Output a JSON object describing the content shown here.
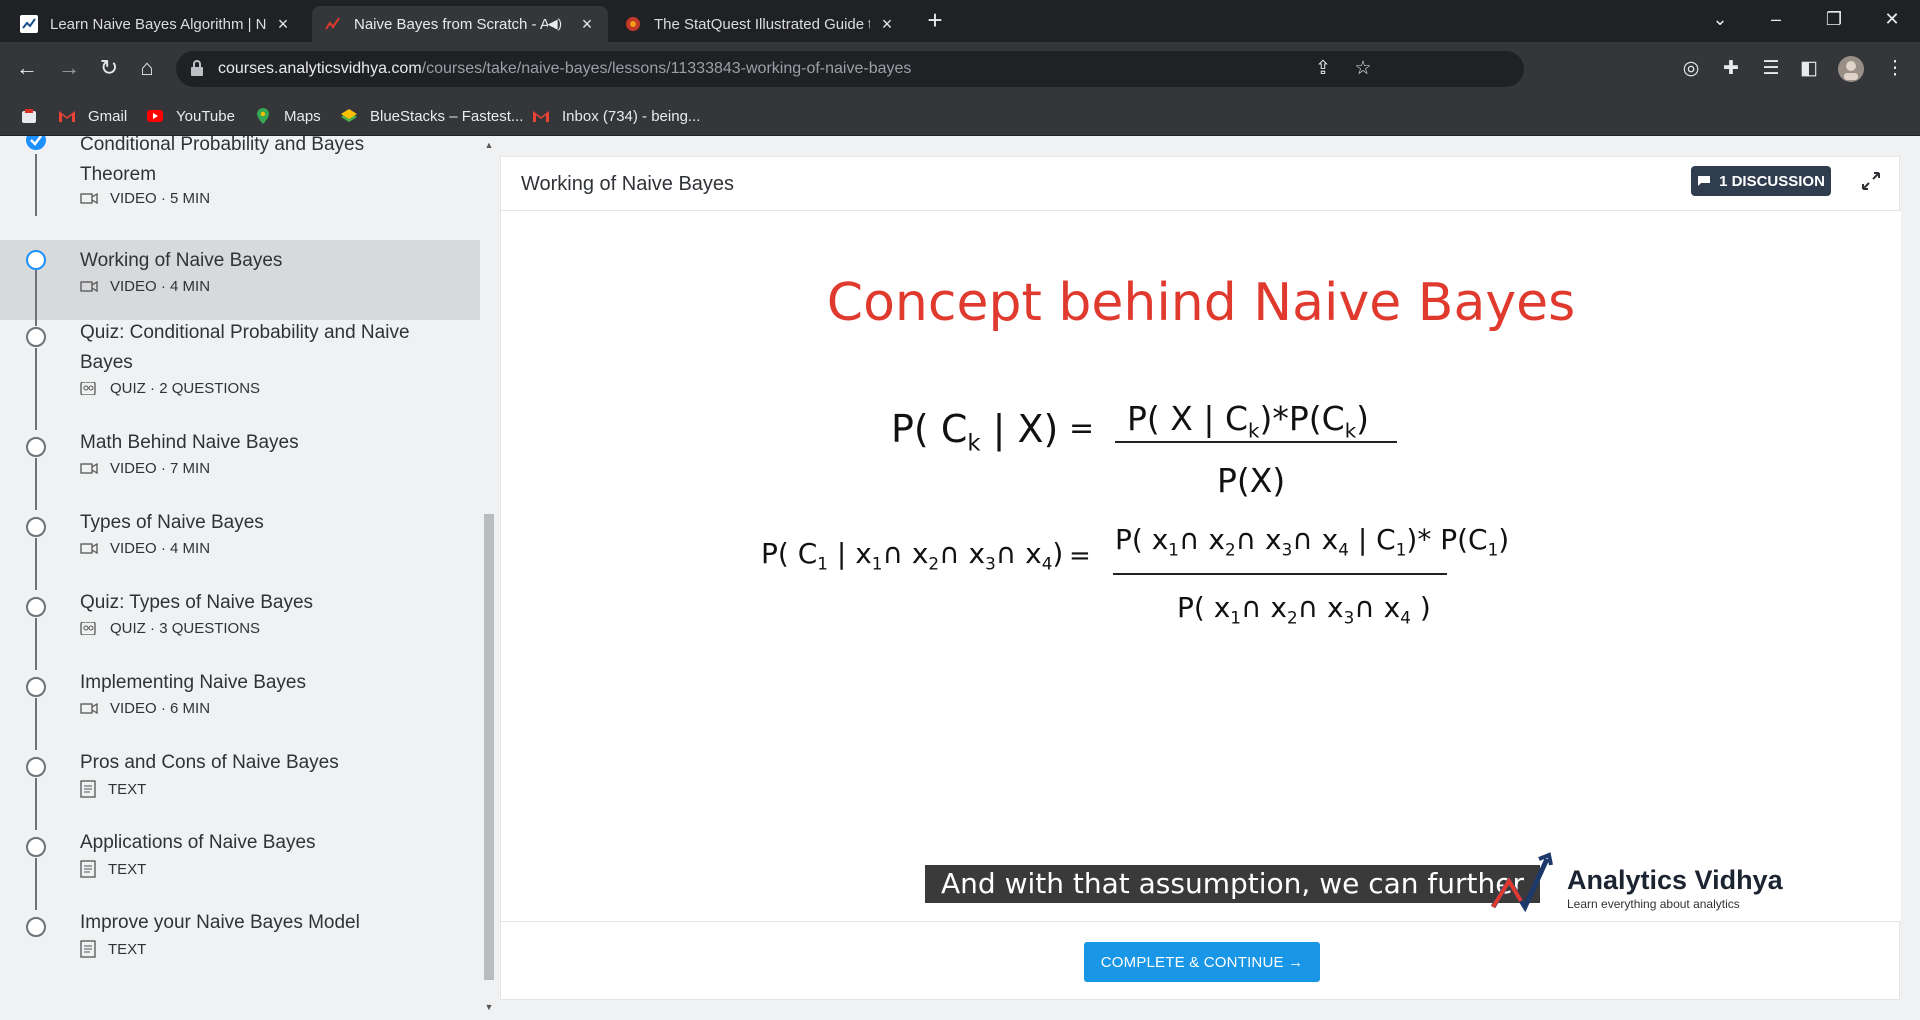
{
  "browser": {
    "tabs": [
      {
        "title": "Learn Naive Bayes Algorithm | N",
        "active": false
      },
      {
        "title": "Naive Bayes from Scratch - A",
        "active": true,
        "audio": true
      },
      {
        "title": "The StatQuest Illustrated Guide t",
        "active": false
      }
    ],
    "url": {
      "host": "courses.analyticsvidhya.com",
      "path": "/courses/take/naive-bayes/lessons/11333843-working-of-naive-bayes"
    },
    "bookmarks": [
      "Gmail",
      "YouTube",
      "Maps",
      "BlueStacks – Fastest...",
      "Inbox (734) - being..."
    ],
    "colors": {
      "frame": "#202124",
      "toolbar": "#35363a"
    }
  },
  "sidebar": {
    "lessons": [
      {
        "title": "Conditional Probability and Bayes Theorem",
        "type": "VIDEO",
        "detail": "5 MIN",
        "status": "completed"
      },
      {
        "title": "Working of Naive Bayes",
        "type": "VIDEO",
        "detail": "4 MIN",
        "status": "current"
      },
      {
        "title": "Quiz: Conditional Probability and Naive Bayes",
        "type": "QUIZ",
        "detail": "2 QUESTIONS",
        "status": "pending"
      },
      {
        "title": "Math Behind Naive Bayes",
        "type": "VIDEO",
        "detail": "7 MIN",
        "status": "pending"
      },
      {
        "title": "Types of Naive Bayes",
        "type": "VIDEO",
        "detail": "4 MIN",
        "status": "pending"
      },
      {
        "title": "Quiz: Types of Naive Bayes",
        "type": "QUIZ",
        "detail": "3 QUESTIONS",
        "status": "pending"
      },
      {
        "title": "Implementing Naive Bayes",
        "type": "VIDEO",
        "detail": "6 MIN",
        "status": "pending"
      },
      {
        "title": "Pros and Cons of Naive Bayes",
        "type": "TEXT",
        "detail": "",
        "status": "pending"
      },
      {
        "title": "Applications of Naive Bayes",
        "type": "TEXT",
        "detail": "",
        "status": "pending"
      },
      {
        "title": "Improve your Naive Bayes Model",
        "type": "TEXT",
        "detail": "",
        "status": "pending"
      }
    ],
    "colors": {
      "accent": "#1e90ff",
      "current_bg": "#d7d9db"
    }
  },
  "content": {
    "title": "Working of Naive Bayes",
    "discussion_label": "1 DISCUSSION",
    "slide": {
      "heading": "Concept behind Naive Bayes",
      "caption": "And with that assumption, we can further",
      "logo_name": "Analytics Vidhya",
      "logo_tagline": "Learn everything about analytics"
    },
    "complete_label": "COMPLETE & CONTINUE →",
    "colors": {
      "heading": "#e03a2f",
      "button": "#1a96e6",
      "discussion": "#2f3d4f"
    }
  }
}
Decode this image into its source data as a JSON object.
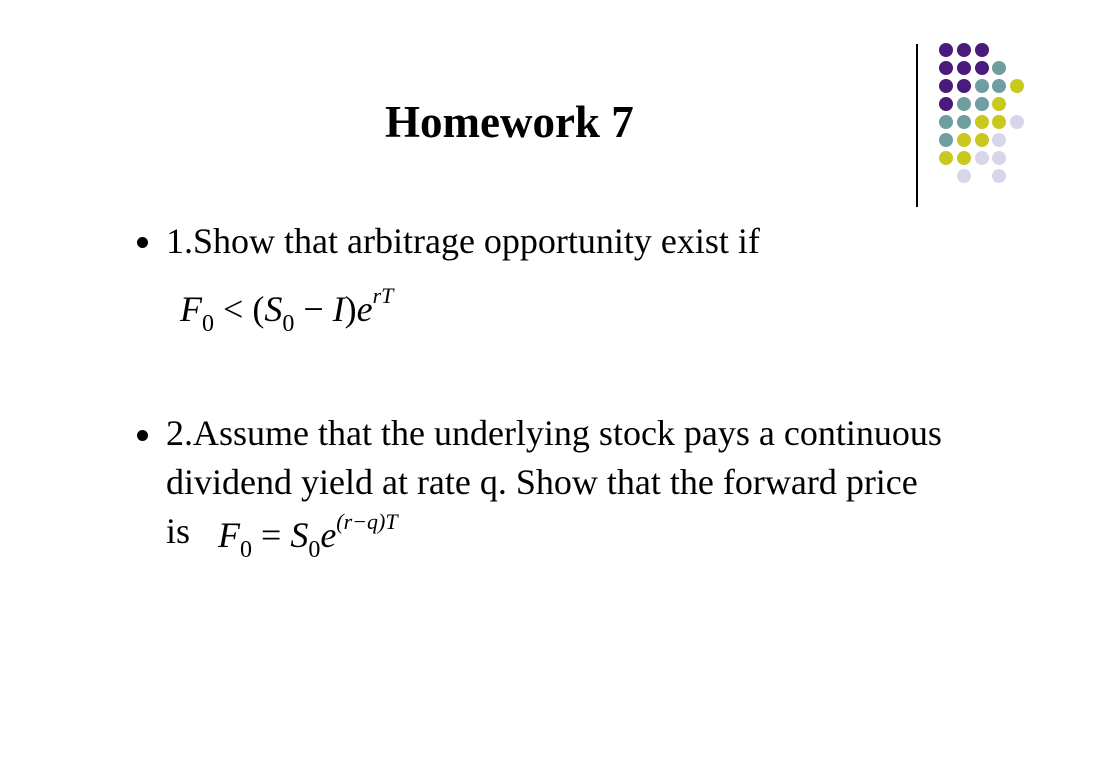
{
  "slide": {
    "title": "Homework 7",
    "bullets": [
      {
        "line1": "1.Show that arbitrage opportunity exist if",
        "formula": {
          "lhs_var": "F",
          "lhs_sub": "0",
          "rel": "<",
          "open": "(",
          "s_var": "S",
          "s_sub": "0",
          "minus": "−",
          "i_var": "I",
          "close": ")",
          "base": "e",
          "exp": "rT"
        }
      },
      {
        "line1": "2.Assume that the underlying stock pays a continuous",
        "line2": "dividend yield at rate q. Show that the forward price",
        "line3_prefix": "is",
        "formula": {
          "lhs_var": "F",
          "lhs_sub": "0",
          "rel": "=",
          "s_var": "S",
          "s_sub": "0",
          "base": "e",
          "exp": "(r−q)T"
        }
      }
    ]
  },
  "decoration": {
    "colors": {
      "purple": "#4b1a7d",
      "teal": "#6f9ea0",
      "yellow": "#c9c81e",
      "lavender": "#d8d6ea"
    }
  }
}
=====
Written exercise: Drop the pictures and reproduce the rest of the entries above exactly.

Task solution:
Output a JSON object describing the content shown here.
{
  "browser": {
    "tabs": [
      {
        "title": "Learn Naive Bayes Algorithm | N",
        "active": false
      },
      {
        "title": "Naive Bayes from Scratch - A",
        "active": true,
        "audio": true
      },
      {
        "title": "The StatQuest Illustrated Guide t",
        "active": false
      }
    ],
    "url": {
      "host": "courses.analyticsvidhya.com",
      "path": "/courses/take/naive-bayes/lessons/11333843-working-of-naive-bayes"
    },
    "bookmarks": [
      "Gmail",
      "YouTube",
      "Maps",
      "BlueStacks – Fastest...",
      "Inbox (734) - being..."
    ],
    "colors": {
      "frame": "#202124",
      "toolbar": "#35363a"
    }
  },
  "sidebar": {
    "lessons": [
      {
        "title": "Conditional Probability and Bayes Theorem",
        "type": "VIDEO",
        "detail": "5 MIN",
        "status": "completed"
      },
      {
        "title": "Working of Naive Bayes",
        "type": "VIDEO",
        "detail": "4 MIN",
        "status": "current"
      },
      {
        "title": "Quiz: Conditional Probability and Naive Bayes",
        "type": "QUIZ",
        "detail": "2 QUESTIONS",
        "status": "pending"
      },
      {
        "title": "Math Behind Naive Bayes",
        "type": "VIDEO",
        "detail": "7 MIN",
        "status": "pending"
      },
      {
        "title": "Types of Naive Bayes",
        "type": "VIDEO",
        "detail": "4 MIN",
        "status": "pending"
      },
      {
        "title": "Quiz: Types of Naive Bayes",
        "type": "QUIZ",
        "detail": "3 QUESTIONS",
        "status": "pending"
      },
      {
        "title": "Implementing Naive Bayes",
        "type": "VIDEO",
        "detail": "6 MIN",
        "status": "pending"
      },
      {
        "title": "Pros and Cons of Naive Bayes",
        "type": "TEXT",
        "detail": "",
        "status": "pending"
      },
      {
        "title": "Applications of Naive Bayes",
        "type": "TEXT",
        "detail": "",
        "status": "pending"
      },
      {
        "title": "Improve your Naive Bayes Model",
        "type": "TEXT",
        "detail": "",
        "status": "pending"
      }
    ],
    "colors": {
      "accent": "#1e90ff",
      "current_bg": "#d7d9db"
    }
  },
  "content": {
    "title": "Working of Naive Bayes",
    "discussion_label": "1 DISCUSSION",
    "slide": {
      "heading": "Concept behind Naive Bayes",
      "caption": "And with that assumption, we can further",
      "logo_name": "Analytics Vidhya",
      "logo_tagline": "Learn everything about analytics"
    },
    "complete_label": "COMPLETE & CONTINUE →",
    "colors": {
      "heading": "#e03a2f",
      "button": "#1a96e6",
      "discussion": "#2f3d4f"
    }
  }
}
Decode this image into its source data as a JSON object.
{
  "slide": {
    "title": "Homework 7",
    "bullets": [
      {
        "line1": "1.Show that arbitrage opportunity exist if",
        "formula": {
          "lhs_var": "F",
          "lhs_sub": "0",
          "rel": "<",
          "open": "(",
          "s_var": "S",
          "s_sub": "0",
          "minus": "−",
          "i_var": "I",
          "close": ")",
          "base": "e",
          "exp": "rT"
        }
      },
      {
        "line1": "2.Assume that the underlying stock pays a continuous",
        "line2": "dividend yield at rate q. Show that the forward price",
        "line3_prefix": "is",
        "formula": {
          "lhs_var": "F",
          "lhs_sub": "0",
          "rel": "=",
          "s_var": "S",
          "s_sub": "0",
          "base": "e",
          "exp": "(r−q)T"
        }
      }
    ]
  },
  "decoration": {
    "colors": {
      "purple": "#4b1a7d",
      "teal": "#6f9ea0",
      "yellow": "#c9c81e",
      "lavender": "#d8d6ea"
    }
  }
}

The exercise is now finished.